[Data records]
——
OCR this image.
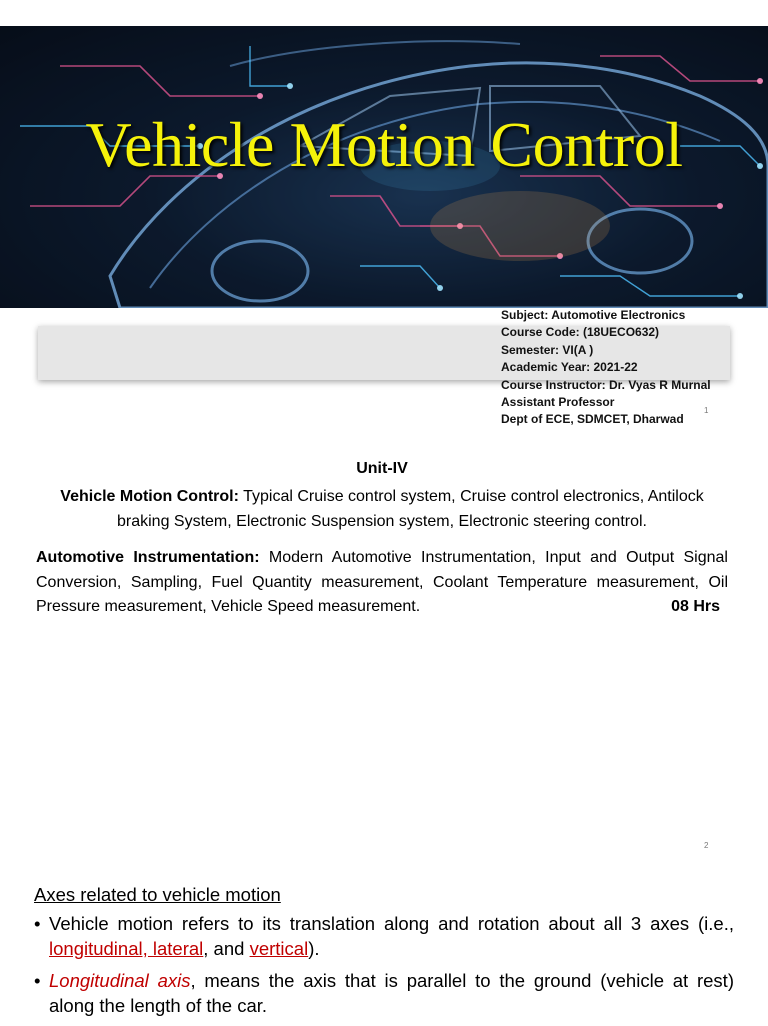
Vehicle Motion Control
Subject: Automotive Electronics
Course Code: (18UECO632)
Semester: VI(A )
Academic Year: 2021-22
Course Instructor: Dr. Vyas R Murnal
Assistant Professor
Dept of ECE, SDMCET, Dharwad
1
Unit-IV

Vehicle Motion Control: Typical Cruise control system, Cruise control electronics, Antilock braking System, Electronic Suspension system, Electronic steering control.

Automotive Instrumentation: Modern Automotive Instrumentation, Input and Output Signal Conversion, Sampling, Fuel Quantity measurement, Coolant Temperature measurement, Oil Pressure measurement, Vehicle Speed measurement.	08 Hrs

2
Axes related to vehicle motion
• Vehicle motion refers to its translation along and rotation about all 3 axes (i.e., longitudinal, lateral, and vertical).
• Longitudinal axis, means the axis that is parallel to the ground (vehicle at rest) along the length of the car.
——
Collect each line containing the string "Automotive".

_CORRECT RESPONSE_
Subject: Automotive Electronics
Automotive Instrumentation: Modern Automotive Instrumentation, Input and Output Signal Conversion, Sampling, Fuel Quantity measurement, Coolant Temperature measurement, Oil Pressure measurement, Vehicle Speed measurement.	08 Hrs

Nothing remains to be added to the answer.